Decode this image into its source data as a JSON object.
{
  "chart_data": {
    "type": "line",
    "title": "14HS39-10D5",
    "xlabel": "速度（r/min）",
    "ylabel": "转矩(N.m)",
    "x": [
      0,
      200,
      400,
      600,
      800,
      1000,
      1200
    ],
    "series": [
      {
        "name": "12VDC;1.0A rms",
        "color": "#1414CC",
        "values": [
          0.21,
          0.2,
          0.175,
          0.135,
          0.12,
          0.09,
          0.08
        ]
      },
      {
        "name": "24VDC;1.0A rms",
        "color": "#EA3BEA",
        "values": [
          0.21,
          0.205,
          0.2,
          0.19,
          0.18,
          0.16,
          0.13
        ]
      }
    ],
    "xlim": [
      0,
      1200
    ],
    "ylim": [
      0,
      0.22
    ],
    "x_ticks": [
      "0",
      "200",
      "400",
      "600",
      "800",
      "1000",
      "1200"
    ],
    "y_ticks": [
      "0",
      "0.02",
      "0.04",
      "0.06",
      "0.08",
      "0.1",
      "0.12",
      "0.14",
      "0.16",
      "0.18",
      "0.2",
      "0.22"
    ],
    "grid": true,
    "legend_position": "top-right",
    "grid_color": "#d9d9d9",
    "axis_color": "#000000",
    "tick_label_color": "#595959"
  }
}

——

WHAT IS EXPECTED: Nothing may be left out: return each entry exactly as it reads.

RESPONSE TO THIS TASK:
Decode this image into its source data as a JSON object.
{
  "chart_data": {
    "type": "line",
    "title": "14HS39-10D5",
    "xlabel": "速度（r/min）",
    "ylabel": "转矩(N.m)",
    "x": [
      0,
      200,
      400,
      600,
      800,
      1000,
      1200
    ],
    "series": [
      {
        "name": "12VDC;1.0A rms",
        "color": "#1414CC",
        "values": [
          0.21,
          0.2,
          0.175,
          0.135,
          0.12,
          0.09,
          0.08
        ]
      },
      {
        "name": "24VDC;1.0A rms",
        "color": "#EA3BEA",
        "values": [
          0.21,
          0.205,
          0.2,
          0.19,
          0.18,
          0.16,
          0.13
        ]
      }
    ],
    "xlim": [
      0,
      1200
    ],
    "ylim": [
      0,
      0.22
    ],
    "x_ticks": [
      "0",
      "200",
      "400",
      "600",
      "800",
      "1000",
      "1200"
    ],
    "y_ticks": [
      "0",
      "0.02",
      "0.04",
      "0.06",
      "0.08",
      "0.1",
      "0.12",
      "0.14",
      "0.16",
      "0.18",
      "0.2",
      "0.22"
    ],
    "grid": true,
    "legend_position": "top-right",
    "grid_color": "#d9d9d9",
    "axis_color": "#000000",
    "tick_label_color": "#595959"
  }
}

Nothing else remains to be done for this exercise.